**Exercise instructions**: Determine how many lines include "Echo". Give the number and nothing else.
-*-*-
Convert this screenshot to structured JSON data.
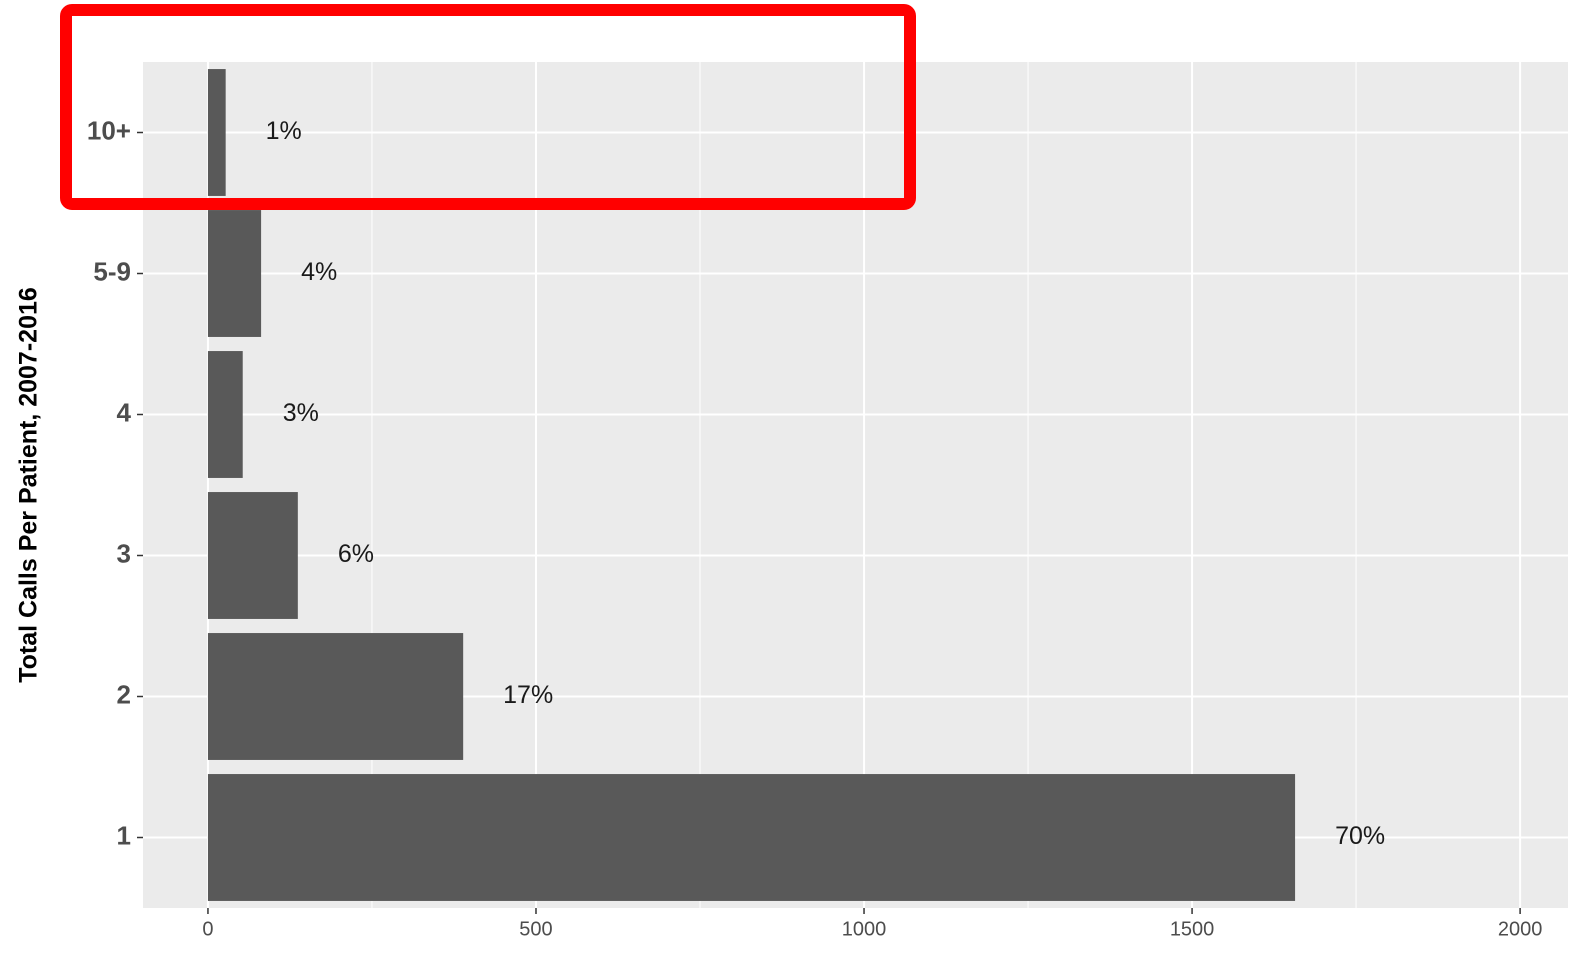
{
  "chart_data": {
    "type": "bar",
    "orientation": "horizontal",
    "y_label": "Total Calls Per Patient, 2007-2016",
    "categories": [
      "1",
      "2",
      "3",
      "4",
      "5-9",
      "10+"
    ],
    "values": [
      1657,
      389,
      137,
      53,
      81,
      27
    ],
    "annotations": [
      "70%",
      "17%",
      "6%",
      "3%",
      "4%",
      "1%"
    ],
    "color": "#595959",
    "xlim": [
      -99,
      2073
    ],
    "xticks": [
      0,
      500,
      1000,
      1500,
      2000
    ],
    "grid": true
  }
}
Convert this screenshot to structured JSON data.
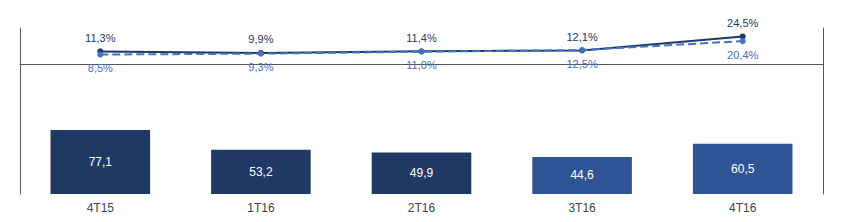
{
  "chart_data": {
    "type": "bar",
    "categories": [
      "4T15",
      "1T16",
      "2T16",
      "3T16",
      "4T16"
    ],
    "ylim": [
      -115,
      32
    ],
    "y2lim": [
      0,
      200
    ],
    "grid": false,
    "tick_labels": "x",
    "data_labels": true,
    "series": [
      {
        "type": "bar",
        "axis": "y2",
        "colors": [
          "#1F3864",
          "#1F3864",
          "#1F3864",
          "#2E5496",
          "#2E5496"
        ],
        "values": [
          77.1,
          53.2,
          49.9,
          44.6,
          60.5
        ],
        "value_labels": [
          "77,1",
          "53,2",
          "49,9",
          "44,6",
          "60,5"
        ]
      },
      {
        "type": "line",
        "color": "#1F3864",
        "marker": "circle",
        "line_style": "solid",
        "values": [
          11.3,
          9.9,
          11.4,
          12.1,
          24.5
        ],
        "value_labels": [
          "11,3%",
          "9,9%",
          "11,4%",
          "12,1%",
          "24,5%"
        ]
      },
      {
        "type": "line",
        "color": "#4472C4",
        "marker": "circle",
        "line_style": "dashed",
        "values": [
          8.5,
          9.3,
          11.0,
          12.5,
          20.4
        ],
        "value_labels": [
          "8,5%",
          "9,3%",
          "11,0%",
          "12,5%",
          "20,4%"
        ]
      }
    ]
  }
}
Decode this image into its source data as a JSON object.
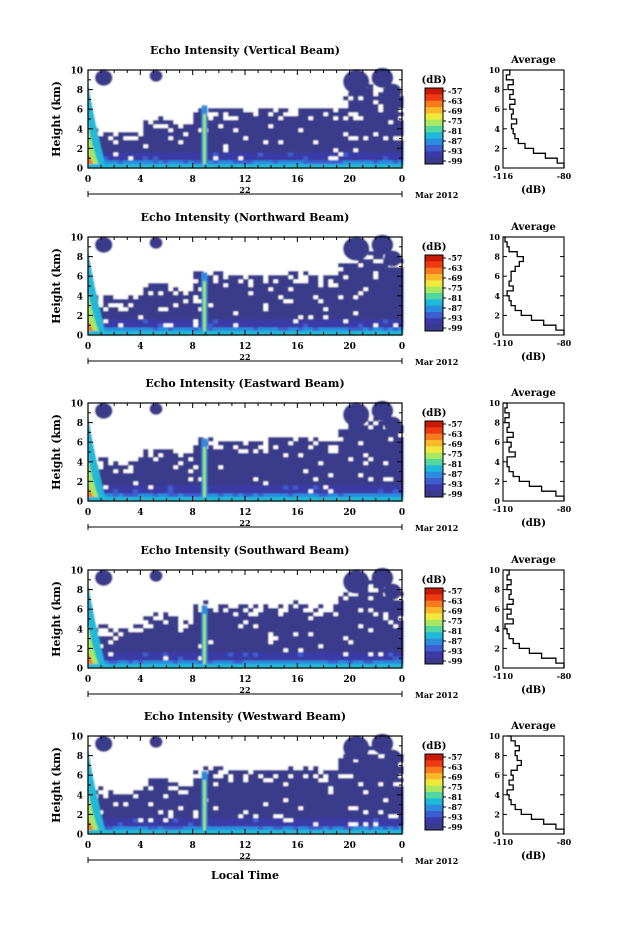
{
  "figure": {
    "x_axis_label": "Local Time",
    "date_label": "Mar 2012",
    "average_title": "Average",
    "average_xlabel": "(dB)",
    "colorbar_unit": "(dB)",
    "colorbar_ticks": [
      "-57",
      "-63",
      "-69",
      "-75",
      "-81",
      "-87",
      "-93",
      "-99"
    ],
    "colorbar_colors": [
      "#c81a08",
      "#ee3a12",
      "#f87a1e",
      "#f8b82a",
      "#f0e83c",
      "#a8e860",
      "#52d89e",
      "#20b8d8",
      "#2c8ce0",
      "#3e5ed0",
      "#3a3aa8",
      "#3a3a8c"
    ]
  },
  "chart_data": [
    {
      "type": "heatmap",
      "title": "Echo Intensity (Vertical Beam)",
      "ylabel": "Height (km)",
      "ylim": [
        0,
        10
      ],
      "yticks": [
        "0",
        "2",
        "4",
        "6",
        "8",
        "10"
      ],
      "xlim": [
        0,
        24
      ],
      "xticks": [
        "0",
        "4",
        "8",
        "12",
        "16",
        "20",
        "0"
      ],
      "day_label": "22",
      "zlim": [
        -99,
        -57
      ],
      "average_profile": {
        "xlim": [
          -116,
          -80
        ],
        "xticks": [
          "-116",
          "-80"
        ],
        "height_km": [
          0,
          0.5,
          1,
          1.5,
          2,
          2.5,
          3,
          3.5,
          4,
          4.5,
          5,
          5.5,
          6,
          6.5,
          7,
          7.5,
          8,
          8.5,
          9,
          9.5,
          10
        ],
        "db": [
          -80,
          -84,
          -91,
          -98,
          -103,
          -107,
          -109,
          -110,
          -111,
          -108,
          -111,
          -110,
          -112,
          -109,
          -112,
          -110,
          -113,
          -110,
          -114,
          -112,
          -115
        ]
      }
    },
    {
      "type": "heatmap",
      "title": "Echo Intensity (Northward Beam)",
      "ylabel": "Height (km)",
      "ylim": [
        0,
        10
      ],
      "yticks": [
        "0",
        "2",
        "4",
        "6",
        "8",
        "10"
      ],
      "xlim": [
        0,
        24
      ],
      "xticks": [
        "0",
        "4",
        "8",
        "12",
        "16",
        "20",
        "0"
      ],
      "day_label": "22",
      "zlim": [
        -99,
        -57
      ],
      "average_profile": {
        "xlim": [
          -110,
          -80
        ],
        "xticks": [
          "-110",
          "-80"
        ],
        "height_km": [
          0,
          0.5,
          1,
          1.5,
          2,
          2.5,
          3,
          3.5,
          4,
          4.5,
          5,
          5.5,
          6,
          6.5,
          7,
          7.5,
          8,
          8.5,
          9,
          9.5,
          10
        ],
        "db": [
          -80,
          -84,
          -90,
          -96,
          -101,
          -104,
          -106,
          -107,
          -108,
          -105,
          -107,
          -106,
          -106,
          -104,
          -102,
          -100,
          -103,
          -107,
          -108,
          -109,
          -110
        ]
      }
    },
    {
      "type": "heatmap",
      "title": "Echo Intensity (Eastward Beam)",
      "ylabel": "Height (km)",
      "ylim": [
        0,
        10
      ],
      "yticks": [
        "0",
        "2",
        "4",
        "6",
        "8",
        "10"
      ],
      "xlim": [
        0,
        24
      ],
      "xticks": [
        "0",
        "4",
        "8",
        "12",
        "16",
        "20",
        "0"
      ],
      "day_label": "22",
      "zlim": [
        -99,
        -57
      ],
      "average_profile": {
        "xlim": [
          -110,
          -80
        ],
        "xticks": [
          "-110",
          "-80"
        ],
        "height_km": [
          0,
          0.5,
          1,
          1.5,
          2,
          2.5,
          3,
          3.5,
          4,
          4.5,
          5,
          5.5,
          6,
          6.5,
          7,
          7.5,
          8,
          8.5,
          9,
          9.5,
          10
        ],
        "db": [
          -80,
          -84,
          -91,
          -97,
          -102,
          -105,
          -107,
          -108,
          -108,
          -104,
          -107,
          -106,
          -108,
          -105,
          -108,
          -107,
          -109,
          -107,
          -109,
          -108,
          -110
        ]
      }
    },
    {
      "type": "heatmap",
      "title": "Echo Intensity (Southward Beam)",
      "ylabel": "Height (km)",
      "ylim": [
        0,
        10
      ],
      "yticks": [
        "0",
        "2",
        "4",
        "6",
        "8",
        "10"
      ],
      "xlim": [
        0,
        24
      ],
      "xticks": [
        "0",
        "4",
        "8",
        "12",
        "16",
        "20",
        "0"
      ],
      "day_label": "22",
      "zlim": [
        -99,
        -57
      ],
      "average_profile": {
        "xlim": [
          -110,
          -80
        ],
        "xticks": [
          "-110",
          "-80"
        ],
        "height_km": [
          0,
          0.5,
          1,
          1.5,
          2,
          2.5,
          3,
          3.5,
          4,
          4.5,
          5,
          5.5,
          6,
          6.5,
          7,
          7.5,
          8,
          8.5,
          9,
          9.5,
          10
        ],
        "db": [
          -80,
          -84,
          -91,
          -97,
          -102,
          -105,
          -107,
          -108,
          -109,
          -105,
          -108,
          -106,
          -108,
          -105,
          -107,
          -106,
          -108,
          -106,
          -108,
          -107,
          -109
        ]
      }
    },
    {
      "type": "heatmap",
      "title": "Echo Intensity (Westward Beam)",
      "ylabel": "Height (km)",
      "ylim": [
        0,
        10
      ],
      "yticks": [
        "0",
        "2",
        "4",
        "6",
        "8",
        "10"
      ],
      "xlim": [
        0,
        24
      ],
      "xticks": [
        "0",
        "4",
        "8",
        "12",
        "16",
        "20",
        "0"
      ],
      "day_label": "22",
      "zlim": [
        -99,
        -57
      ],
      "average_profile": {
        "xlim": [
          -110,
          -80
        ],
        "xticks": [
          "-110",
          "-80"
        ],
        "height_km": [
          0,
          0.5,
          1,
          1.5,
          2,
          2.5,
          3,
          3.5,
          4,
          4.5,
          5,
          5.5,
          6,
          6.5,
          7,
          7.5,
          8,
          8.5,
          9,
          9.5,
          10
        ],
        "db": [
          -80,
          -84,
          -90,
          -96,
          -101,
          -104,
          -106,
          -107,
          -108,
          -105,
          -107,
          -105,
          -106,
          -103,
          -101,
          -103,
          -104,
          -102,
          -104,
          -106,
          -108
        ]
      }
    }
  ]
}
-*-*-
**Exercise result**: 5